[Figure content listings]
= = =
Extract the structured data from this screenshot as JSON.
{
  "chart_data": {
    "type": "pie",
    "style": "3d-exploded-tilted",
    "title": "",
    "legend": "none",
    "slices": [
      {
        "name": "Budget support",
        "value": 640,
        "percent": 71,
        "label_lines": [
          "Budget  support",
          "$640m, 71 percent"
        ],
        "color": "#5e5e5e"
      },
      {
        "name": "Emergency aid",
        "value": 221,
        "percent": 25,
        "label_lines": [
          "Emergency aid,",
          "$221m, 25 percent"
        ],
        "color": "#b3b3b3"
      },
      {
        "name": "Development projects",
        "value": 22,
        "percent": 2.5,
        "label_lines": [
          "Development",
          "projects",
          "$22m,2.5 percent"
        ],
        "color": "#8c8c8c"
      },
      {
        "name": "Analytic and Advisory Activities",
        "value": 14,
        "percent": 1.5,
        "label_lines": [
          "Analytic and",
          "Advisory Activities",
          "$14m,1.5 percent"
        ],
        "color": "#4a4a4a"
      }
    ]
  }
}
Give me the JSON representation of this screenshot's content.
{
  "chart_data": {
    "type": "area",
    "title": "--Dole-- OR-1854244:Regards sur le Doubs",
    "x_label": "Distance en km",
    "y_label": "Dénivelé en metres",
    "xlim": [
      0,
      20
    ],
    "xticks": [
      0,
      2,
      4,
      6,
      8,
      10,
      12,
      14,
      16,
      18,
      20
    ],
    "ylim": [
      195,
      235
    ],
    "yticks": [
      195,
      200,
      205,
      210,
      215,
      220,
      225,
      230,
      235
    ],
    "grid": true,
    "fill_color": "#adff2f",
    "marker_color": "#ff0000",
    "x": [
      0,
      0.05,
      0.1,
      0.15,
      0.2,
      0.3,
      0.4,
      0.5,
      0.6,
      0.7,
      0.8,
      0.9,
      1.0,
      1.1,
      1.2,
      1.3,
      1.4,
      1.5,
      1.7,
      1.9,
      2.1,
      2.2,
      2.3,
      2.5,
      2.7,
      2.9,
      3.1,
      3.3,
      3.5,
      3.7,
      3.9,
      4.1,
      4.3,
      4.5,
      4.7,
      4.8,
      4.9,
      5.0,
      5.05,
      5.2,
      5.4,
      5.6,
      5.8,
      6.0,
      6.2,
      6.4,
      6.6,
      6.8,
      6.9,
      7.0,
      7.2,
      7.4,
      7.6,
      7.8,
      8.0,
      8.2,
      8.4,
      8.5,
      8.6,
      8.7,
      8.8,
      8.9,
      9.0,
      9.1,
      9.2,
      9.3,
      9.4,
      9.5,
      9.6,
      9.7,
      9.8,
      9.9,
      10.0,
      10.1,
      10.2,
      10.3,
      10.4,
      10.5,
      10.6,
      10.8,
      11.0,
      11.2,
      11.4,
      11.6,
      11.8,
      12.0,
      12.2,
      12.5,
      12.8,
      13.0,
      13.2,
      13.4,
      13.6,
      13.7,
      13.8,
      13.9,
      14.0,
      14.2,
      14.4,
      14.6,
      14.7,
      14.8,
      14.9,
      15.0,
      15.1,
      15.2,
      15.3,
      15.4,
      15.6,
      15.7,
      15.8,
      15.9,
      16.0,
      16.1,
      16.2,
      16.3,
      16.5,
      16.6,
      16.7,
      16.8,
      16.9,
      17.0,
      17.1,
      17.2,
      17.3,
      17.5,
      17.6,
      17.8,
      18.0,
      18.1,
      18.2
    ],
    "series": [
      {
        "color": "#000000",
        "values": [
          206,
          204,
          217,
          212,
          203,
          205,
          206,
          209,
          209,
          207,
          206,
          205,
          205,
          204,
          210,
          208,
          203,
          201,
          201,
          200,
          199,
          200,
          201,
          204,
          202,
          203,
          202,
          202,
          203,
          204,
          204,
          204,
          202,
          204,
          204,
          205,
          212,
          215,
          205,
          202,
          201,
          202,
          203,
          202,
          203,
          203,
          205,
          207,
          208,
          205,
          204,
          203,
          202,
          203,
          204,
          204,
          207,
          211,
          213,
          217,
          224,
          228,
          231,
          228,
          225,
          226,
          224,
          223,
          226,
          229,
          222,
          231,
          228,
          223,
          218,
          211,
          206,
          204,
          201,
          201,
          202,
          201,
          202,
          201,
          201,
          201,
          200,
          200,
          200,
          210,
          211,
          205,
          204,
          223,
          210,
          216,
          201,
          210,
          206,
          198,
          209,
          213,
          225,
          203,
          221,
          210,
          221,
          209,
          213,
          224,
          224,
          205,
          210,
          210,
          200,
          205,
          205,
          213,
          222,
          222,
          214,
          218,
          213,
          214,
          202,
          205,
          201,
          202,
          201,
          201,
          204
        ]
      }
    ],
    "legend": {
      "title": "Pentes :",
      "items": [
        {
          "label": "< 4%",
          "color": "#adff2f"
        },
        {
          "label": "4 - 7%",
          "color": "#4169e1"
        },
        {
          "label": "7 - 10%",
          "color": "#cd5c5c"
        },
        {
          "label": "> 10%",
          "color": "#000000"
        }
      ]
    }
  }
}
= = =
Copy the entries above exactly, leaving none out.

Extract the structured data from this screenshot as JSON.
{
  "chart_data": {
    "type": "pie",
    "style": "3d-exploded-tilted",
    "title": "",
    "legend": "none",
    "slices": [
      {
        "name": "Budget support",
        "value": 640,
        "percent": 71,
        "label_lines": [
          "Budget  support",
          "$640m, 71 percent"
        ],
        "color": "#5e5e5e"
      },
      {
        "name": "Emergency aid",
        "value": 221,
        "percent": 25,
        "label_lines": [
          "Emergency aid,",
          "$221m, 25 percent"
        ],
        "color": "#b3b3b3"
      },
      {
        "name": "Development projects",
        "value": 22,
        "percent": 2.5,
        "label_lines": [
          "Development",
          "projects",
          "$22m,2.5 percent"
        ],
        "color": "#8c8c8c"
      },
      {
        "name": "Analytic and Advisory Activities",
        "value": 14,
        "percent": 1.5,
        "label_lines": [
          "Analytic and",
          "Advisory Activities",
          "$14m,1.5 percent"
        ],
        "color": "#4a4a4a"
      }
    ]
  }
}
Give me the JSON representation of this screenshot's content.
{
  "chart_data": {
    "type": "area",
    "title": "--Dole-- OR-1854244:Regards sur le Doubs",
    "x_label": "Distance en km",
    "y_label": "Dénivelé en metres",
    "xlim": [
      0,
      20
    ],
    "xticks": [
      0,
      2,
      4,
      6,
      8,
      10,
      12,
      14,
      16,
      18,
      20
    ],
    "ylim": [
      195,
      235
    ],
    "yticks": [
      195,
      200,
      205,
      210,
      215,
      220,
      225,
      230,
      235
    ],
    "grid": true,
    "fill_color": "#adff2f",
    "marker_color": "#ff0000",
    "x": [
      0,
      0.05,
      0.1,
      0.15,
      0.2,
      0.3,
      0.4,
      0.5,
      0.6,
      0.7,
      0.8,
      0.9,
      1.0,
      1.1,
      1.2,
      1.3,
      1.4,
      1.5,
      1.7,
      1.9,
      2.1,
      2.2,
      2.3,
      2.5,
      2.7,
      2.9,
      3.1,
      3.3,
      3.5,
      3.7,
      3.9,
      4.1,
      4.3,
      4.5,
      4.7,
      4.8,
      4.9,
      5.0,
      5.05,
      5.2,
      5.4,
      5.6,
      5.8,
      6.0,
      6.2,
      6.4,
      6.6,
      6.8,
      6.9,
      7.0,
      7.2,
      7.4,
      7.6,
      7.8,
      8.0,
      8.2,
      8.4,
      8.5,
      8.6,
      8.7,
      8.8,
      8.9,
      9.0,
      9.1,
      9.2,
      9.3,
      9.4,
      9.5,
      9.6,
      9.7,
      9.8,
      9.9,
      10.0,
      10.1,
      10.2,
      10.3,
      10.4,
      10.5,
      10.6,
      10.8,
      11.0,
      11.2,
      11.4,
      11.6,
      11.8,
      12.0,
      12.2,
      12.5,
      12.8,
      13.0,
      13.2,
      13.4,
      13.6,
      13.7,
      13.8,
      13.9,
      14.0,
      14.2,
      14.4,
      14.6,
      14.7,
      14.8,
      14.9,
      15.0,
      15.1,
      15.2,
      15.3,
      15.4,
      15.6,
      15.7,
      15.8,
      15.9,
      16.0,
      16.1,
      16.2,
      16.3,
      16.5,
      16.6,
      16.7,
      16.8,
      16.9,
      17.0,
      17.1,
      17.2,
      17.3,
      17.5,
      17.6,
      17.8,
      18.0,
      18.1,
      18.2
    ],
    "series": [
      {
        "color": "#000000",
        "values": [
          206,
          204,
          217,
          212,
          203,
          205,
          206,
          209,
          209,
          207,
          206,
          205,
          205,
          204,
          210,
          208,
          203,
          201,
          201,
          200,
          199,
          200,
          201,
          204,
          202,
          203,
          202,
          202,
          203,
          204,
          204,
          204,
          202,
          204,
          204,
          205,
          212,
          215,
          205,
          202,
          201,
          202,
          203,
          202,
          203,
          203,
          205,
          207,
          208,
          205,
          204,
          203,
          202,
          203,
          204,
          204,
          207,
          211,
          213,
          217,
          224,
          228,
          231,
          228,
          225,
          226,
          224,
          223,
          226,
          229,
          222,
          231,
          228,
          223,
          218,
          211,
          206,
          204,
          201,
          201,
          202,
          201,
          202,
          201,
          201,
          201,
          200,
          200,
          200,
          210,
          211,
          205,
          204,
          223,
          210,
          216,
          201,
          210,
          206,
          198,
          209,
          213,
          225,
          203,
          221,
          210,
          221,
          209,
          213,
          224,
          224,
          205,
          210,
          210,
          200,
          205,
          205,
          213,
          222,
          222,
          214,
          218,
          213,
          214,
          202,
          205,
          201,
          202,
          201,
          201,
          204
        ]
      }
    ],
    "legend": {
      "title": "Pentes :",
      "items": [
        {
          "label": "< 4%",
          "color": "#adff2f"
        },
        {
          "label": "4 - 7%",
          "color": "#4169e1"
        },
        {
          "label": "7 - 10%",
          "color": "#cd5c5c"
        },
        {
          "label": "> 10%",
          "color": "#000000"
        }
      ]
    }
  }
}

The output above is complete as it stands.